**Source document:**
[start]

Don’t forget about: John Crews
Outside of the 2021 trip to the St. Johns, John Crews’ resume here is solid. He has a pair of Top 10s, a few middling finishes and a few in-between. Last year, he caught a giant on Day 1 but struggled to find a limit on Day 2 which found him below the cut. He is a salty veteran now, so you can bet he won’t let that happen twice. He loves topwater, flipping, cranking and sight fishing, all of which will be employed during this tournament.
BUCKET C: NEW
It’s hard to look past someone who is batting 1000 in Florida. Bryan New won his very first Florida event in the Bassmaster Opens back in 2020 and quickly followed it up in his debut Elite tournament in 2021 with a win on the St. Johns River. He had a slow first day, dropped two 20-pound bags and wrapped it up with a massive 26-plus pound bag on the final day to win by nearly 10 pounds. His primary approach was flinging a lipless crankbait and flipping emergent vegetation, both of which may play. However, his real strength is his unbelievable ability to read the conditions and adapt, which in Florida is a must. The weather will likely change a dozen times during the event, and New should be able to stay in front of the fish.
Don’t forget about: Scott Martin
It’s hard to tell what happened last season during the St. Johns River event for Scott Martin, a well-known Florida hammer. If you follow his YouTube channel, you got to see how it all unfolded. From the outside looking in, it seems like the pressure of being a high-profile, bass fishing veteran who was new to the Elites, fishing in his home state may have gotten to him. That will be a key change for Martin this year as he has adjusted to his new jersey logo and found a home with Bassmaster. He made the Classic in dramatic fashion, squeaking in via a double-qualified Cory Johnstonl, and having that monkey off his back should give him the breathing room to come out swinging.
BUCKET D: PRINCE
There’s no sense in getting creative for this bucket. Like Hackney, Cliff Prince has a great mix of history and strengths when it comes to this fishery. Expect him to know a few extra little secrets as he is a resident of the host city Palatka, Fla. Apparently, that is no secret regarding Fantasy Fishing as nearly half of the bets are on him, but it wouldn’t be surprising if he were to finish highest in this bucket. He has seven recorded B.A.S.S. events here and has finished in the single digits in nearly half of them. His worst finish was a 56th back in 2014. He is as surefire a bet as there is this far down in the buckets, and there’s no way I’m missing the bus.

[end]

**List of tasks:**
(a) Summarize the fishing preview in two sentences.
(b) Copy the fishing preview word for word, from "BUCKET C: NEW" up to and including "of the fish.".
The rows that come next are separate material from the fishing preview.

**Data listing:**
[start]

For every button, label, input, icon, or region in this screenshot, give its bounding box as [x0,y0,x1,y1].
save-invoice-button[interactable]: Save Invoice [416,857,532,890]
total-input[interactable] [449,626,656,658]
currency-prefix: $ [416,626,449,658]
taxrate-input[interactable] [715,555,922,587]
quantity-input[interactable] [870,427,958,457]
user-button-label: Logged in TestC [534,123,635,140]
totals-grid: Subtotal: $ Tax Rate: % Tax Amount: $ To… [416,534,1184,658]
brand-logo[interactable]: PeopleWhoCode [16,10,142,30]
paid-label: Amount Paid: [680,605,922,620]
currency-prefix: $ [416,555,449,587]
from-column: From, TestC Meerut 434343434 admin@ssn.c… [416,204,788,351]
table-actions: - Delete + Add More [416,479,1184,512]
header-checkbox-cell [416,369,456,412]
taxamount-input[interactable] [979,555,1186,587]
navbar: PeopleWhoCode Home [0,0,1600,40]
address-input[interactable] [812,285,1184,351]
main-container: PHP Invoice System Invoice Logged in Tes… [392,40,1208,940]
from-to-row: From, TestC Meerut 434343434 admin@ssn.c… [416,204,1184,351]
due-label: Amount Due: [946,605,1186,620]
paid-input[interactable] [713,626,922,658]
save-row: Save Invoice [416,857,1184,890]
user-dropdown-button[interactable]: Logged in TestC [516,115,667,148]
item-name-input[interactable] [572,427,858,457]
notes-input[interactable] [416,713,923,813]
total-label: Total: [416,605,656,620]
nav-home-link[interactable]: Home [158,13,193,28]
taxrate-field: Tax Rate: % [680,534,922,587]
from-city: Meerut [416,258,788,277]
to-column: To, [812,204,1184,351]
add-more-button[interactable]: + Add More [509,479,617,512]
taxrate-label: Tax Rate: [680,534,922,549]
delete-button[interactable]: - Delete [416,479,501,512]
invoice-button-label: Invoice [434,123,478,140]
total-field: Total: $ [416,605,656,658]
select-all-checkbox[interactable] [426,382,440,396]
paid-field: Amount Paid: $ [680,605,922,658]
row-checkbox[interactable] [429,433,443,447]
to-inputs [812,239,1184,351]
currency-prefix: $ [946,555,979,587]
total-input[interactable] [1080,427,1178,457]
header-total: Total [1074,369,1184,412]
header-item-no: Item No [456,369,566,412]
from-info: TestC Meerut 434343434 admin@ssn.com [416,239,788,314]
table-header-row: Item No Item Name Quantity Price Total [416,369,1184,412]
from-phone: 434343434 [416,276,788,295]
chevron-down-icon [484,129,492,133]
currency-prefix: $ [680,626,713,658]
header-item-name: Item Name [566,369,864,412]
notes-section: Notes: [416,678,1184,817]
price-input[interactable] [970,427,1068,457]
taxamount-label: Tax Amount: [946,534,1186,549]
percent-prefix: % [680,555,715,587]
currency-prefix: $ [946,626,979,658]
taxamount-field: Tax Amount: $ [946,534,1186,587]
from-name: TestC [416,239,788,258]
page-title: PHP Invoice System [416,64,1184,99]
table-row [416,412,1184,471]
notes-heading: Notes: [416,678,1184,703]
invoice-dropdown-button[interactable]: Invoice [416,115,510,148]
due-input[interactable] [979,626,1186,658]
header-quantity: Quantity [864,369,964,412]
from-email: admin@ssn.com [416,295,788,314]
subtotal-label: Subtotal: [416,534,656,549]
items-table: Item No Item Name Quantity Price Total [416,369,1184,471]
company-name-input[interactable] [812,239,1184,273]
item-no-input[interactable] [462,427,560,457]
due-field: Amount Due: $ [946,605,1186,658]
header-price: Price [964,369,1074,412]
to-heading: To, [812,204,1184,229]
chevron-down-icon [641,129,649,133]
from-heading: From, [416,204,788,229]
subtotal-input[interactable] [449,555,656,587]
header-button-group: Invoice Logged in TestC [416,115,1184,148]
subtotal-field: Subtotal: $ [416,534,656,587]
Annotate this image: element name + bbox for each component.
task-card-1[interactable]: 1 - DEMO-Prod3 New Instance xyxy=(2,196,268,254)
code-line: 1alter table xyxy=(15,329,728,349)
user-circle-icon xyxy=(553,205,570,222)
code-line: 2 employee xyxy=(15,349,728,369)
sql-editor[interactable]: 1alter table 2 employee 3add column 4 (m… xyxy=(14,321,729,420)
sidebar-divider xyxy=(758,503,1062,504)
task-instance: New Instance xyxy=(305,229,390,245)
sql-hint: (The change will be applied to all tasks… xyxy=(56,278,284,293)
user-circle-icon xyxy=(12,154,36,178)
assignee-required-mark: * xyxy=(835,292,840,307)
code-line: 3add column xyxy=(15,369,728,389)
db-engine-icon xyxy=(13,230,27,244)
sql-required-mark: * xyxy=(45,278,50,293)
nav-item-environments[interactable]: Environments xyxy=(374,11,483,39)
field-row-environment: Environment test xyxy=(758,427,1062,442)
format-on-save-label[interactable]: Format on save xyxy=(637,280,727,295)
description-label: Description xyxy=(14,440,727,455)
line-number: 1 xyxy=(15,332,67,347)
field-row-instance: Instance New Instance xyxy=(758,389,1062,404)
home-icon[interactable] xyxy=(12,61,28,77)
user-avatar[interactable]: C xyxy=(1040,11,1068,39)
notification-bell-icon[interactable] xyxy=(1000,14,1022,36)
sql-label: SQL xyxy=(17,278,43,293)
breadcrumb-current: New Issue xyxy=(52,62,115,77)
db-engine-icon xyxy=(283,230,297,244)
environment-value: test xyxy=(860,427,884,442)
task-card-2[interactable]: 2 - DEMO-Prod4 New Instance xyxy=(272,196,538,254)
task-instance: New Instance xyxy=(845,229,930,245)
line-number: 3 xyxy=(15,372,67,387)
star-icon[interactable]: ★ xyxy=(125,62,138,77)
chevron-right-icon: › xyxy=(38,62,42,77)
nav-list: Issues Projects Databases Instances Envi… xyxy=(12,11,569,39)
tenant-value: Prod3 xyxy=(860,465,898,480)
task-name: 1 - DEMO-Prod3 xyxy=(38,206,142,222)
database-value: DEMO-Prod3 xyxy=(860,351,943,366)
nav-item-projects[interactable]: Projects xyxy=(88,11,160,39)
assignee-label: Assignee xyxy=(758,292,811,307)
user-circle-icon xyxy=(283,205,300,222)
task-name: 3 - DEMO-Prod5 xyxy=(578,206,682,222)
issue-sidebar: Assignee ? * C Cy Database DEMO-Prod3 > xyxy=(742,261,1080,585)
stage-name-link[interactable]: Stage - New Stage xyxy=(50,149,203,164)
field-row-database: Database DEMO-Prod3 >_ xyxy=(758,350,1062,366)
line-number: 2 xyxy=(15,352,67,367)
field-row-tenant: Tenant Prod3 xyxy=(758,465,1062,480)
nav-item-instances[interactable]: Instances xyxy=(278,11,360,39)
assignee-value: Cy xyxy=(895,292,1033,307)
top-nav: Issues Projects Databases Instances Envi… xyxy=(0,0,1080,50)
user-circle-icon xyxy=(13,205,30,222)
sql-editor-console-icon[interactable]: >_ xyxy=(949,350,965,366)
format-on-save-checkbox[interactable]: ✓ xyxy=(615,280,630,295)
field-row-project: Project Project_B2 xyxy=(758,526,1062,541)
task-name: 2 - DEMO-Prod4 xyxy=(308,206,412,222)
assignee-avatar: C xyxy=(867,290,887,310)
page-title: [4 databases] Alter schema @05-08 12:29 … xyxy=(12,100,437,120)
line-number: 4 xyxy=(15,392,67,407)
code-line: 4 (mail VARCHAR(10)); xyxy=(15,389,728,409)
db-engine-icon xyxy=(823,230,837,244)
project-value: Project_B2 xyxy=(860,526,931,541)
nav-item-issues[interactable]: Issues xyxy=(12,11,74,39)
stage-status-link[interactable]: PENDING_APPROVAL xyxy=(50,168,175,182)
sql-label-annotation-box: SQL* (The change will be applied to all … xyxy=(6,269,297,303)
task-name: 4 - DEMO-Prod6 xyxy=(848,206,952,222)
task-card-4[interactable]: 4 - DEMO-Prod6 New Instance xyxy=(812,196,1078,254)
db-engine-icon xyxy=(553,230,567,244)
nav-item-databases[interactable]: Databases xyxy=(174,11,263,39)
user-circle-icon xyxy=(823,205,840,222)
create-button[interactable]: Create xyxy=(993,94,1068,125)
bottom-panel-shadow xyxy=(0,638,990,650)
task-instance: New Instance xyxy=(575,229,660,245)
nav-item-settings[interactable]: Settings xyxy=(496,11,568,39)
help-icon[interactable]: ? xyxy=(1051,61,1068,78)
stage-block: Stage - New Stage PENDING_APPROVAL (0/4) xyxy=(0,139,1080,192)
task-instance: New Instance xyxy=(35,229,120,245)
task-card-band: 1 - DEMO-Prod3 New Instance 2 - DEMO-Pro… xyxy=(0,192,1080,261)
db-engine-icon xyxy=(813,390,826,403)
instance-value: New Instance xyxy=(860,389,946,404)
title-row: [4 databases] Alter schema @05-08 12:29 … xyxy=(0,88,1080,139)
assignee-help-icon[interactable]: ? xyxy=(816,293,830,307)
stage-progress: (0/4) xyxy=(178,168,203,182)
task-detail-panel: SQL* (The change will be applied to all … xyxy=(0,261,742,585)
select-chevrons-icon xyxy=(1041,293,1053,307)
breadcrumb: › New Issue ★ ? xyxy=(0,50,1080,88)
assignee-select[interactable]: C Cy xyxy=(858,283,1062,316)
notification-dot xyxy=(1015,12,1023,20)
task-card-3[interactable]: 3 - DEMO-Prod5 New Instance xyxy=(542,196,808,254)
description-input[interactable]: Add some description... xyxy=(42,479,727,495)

[end]

**Answers for the exercise:**
(a) The fishing preview picks anglers for a Florida tournament. It backs Bryan New, who won his first Florida event in the Bassmaster Opens in 2020 and his Elite debut on the St. Johns River in 2021, and Cliff Prince, a Palatka resident who has finished in the single digits in nearly half of his seven B.A.S.S. events there, while also flagging John Crews and Scott Martin as anglers not to forget.

(b)
BUCKET C: NEW
It’s hard to look past someone who is batting 1000 in Florida. Bryan New won his very first Florida event in the Bassmaster Opens back in 2020 and quickly followed it up in his debut Elite tournament in 2021 with a win on the St. Johns River. He had a slow first day, dropped two 20-pound bags and wrapped it up with a massive 26-plus pound bag on the final day to win by nearly 10 pounds. His primary approach was flinging a lipless crankbait and flipping emergent vegetation, both of which may play. However, his real strength is his unbelievable ability to read the conditions and adapt, which in Florida is a must. The weather will likely change a dozen times during the event, and New should be able to stay in front of the fish.